EXERCISE TASK: Count how many lines contain "gradient" and reply with that number only.

DATASET RECORDS:
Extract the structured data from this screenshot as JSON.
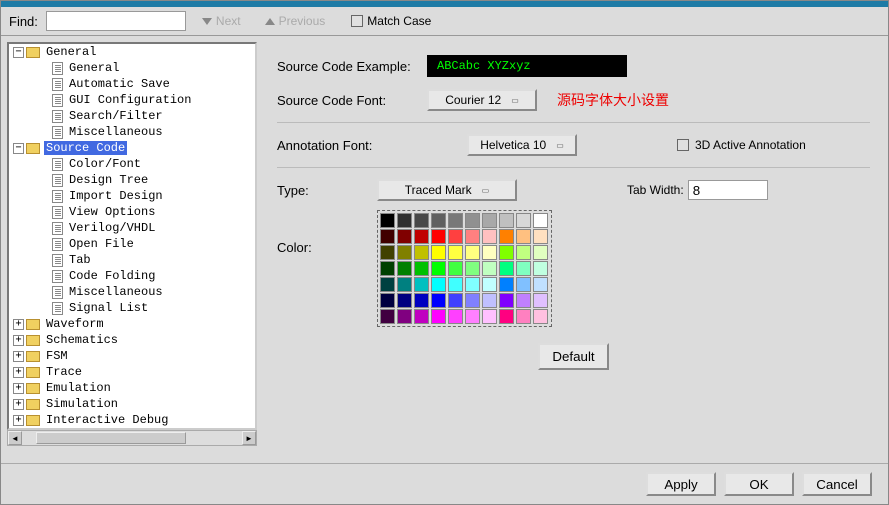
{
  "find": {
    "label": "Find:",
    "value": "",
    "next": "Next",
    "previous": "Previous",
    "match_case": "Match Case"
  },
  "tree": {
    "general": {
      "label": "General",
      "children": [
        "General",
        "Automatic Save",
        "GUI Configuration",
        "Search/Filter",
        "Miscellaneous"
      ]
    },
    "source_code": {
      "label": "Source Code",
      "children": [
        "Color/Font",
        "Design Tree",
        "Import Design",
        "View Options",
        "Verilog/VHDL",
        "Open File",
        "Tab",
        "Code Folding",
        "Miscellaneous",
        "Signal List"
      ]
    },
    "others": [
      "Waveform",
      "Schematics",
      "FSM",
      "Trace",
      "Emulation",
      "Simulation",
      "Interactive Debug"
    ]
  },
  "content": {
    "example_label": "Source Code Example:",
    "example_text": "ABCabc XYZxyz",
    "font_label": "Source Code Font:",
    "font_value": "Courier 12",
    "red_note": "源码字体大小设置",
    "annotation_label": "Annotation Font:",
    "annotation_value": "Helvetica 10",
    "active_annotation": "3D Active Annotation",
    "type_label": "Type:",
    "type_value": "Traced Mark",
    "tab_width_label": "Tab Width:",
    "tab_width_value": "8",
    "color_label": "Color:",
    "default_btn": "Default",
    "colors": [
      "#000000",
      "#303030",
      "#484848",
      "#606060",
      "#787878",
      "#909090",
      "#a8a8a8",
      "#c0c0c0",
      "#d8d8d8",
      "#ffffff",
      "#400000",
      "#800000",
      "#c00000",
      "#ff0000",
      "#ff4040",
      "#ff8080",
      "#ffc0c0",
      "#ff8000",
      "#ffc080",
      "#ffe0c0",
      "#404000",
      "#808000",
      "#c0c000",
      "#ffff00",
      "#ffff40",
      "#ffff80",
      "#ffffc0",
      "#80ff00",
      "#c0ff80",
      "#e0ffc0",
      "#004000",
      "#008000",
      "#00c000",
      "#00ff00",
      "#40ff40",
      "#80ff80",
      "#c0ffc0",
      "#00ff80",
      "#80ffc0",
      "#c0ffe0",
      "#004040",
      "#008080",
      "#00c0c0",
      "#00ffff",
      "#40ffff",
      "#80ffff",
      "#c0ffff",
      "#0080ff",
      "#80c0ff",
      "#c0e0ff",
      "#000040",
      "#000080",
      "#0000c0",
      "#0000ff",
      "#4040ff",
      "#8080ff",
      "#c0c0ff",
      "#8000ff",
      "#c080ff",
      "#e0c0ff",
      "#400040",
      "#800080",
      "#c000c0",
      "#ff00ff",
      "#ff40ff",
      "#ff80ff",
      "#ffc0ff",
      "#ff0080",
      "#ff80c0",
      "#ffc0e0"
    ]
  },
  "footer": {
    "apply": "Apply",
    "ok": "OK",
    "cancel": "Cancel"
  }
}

...

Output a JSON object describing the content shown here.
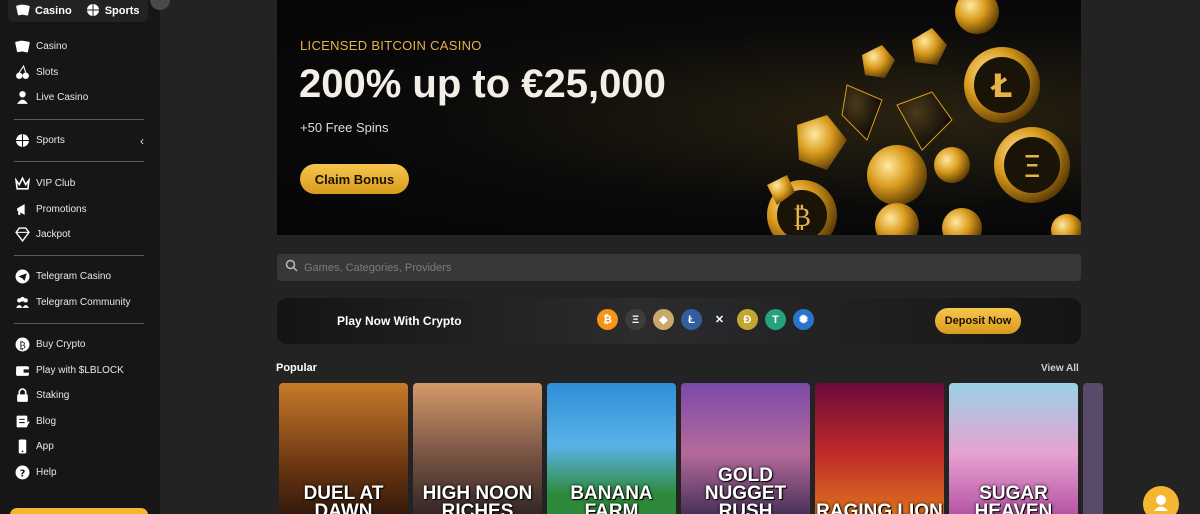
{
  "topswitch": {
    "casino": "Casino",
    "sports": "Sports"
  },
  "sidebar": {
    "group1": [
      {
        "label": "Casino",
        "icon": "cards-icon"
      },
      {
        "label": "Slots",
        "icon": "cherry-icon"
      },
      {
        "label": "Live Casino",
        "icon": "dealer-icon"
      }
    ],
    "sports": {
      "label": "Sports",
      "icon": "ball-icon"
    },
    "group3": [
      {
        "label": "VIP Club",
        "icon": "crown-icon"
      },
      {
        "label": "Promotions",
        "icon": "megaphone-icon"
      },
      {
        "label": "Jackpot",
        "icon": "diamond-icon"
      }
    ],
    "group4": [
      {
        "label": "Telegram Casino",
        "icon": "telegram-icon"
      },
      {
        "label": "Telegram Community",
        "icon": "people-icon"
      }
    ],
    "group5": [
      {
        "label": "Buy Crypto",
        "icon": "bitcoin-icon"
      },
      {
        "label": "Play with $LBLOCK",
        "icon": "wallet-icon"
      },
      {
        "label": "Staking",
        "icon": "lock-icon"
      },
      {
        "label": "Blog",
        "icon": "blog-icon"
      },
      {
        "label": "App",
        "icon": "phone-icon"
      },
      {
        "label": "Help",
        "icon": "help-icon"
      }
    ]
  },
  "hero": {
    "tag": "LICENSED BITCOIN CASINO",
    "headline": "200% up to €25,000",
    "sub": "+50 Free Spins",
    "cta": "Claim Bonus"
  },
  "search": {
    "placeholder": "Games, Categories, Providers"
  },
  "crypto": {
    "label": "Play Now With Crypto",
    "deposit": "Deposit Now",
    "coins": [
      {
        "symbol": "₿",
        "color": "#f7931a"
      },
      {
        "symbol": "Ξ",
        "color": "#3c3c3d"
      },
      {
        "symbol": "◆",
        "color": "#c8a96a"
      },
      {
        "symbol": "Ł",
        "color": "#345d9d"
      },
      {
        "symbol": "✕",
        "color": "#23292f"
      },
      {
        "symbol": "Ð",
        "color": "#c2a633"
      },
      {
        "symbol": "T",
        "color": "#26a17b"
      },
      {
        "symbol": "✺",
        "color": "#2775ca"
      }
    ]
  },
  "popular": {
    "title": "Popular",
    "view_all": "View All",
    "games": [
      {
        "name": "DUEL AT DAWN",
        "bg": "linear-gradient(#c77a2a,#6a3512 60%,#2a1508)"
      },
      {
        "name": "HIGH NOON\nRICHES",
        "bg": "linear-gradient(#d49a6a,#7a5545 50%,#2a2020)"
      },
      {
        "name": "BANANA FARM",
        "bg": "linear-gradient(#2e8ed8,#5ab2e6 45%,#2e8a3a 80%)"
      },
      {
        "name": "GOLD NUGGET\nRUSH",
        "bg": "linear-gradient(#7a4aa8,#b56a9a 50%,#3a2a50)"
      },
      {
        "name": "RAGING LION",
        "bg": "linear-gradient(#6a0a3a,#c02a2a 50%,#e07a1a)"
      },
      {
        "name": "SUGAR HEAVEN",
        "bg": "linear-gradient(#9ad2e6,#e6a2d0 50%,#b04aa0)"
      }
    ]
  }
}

EXERCISE RESULT: 6